▶ Aim
Check each line below for "subnets" and report how many have it, nothing else.

(Dataset entries on figures)
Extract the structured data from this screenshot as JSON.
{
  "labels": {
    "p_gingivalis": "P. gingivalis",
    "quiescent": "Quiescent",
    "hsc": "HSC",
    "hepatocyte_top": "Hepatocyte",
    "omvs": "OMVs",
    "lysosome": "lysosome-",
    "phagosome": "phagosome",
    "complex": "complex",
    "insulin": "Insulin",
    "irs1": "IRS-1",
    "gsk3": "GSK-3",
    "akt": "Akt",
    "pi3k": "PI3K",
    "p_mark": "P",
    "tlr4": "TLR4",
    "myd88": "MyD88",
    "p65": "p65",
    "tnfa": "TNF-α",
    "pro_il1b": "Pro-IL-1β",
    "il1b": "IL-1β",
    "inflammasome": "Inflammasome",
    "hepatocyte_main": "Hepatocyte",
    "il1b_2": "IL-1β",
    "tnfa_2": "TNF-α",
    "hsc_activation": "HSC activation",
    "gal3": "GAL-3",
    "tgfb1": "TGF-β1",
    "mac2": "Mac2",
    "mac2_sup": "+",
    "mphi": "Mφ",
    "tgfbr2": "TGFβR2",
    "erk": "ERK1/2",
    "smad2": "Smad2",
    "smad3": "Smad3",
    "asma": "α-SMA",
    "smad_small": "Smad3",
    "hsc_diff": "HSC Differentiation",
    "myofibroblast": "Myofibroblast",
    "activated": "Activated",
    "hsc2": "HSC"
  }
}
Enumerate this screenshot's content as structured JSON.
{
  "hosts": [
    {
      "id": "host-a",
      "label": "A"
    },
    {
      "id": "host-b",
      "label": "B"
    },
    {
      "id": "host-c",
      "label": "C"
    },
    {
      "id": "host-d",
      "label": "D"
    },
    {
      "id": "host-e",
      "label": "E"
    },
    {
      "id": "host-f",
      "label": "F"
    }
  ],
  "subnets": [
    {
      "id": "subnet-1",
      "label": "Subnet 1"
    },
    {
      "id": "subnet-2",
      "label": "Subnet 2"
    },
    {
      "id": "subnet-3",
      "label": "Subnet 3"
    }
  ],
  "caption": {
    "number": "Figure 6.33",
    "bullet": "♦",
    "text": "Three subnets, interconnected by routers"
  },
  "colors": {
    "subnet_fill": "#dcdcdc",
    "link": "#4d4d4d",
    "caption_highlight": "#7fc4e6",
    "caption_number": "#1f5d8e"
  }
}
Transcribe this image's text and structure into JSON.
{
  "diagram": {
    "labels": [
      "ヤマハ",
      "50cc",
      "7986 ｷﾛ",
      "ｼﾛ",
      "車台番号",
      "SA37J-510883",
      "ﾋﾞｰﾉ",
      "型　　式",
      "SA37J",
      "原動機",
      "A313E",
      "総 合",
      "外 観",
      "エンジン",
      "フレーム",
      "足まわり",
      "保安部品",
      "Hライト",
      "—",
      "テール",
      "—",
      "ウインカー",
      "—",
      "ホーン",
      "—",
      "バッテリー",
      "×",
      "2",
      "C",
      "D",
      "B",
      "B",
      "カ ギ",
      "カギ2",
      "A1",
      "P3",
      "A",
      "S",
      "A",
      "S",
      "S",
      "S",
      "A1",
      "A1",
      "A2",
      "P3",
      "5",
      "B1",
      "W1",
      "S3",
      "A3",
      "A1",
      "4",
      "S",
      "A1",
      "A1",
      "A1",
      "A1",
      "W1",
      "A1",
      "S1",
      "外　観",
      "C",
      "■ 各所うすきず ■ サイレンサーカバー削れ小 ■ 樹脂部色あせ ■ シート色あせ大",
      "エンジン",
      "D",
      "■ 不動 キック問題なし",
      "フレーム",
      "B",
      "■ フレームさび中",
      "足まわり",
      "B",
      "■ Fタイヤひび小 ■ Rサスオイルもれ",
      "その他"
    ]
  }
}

--

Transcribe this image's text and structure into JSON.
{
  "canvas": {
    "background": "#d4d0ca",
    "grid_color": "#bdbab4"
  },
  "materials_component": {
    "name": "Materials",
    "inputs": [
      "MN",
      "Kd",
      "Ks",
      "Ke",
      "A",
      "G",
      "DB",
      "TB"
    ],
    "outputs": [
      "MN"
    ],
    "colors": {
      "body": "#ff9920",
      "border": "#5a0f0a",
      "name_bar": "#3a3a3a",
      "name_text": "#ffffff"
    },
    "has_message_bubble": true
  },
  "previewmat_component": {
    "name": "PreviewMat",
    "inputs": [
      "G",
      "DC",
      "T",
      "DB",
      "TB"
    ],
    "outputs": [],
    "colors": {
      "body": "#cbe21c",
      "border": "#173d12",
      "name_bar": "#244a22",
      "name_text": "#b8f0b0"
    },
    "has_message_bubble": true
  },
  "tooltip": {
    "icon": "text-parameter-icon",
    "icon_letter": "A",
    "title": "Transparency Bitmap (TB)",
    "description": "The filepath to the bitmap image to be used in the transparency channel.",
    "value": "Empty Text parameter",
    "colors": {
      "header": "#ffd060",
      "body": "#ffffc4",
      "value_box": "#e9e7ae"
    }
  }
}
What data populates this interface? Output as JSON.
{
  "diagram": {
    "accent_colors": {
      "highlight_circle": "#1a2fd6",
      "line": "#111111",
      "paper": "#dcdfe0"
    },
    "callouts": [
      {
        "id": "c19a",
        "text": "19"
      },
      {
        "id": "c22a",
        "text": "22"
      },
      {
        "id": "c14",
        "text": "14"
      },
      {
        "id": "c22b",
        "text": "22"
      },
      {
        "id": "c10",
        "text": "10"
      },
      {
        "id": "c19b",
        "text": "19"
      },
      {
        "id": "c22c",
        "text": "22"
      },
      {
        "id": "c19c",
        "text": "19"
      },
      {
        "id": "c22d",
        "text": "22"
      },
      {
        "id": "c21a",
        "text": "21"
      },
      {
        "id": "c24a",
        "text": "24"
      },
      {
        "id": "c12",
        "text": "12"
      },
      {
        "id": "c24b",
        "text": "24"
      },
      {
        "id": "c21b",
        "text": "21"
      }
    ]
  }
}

* * *

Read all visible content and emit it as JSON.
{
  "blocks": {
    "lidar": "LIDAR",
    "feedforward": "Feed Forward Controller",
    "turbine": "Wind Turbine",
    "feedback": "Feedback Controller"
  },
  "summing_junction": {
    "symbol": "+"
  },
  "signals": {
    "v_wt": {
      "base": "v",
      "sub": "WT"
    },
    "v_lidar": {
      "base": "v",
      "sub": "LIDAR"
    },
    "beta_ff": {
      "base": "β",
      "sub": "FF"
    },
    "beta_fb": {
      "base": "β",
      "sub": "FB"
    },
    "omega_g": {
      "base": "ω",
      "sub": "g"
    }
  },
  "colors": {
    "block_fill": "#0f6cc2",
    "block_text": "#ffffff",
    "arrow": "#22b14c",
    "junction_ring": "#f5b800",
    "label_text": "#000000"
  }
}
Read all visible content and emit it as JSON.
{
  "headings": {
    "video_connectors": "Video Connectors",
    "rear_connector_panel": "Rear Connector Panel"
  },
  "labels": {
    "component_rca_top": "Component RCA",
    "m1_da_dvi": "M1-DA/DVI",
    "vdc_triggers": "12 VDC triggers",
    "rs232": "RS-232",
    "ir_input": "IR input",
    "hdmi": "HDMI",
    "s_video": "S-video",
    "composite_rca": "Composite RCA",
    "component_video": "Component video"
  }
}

▶ Full response
2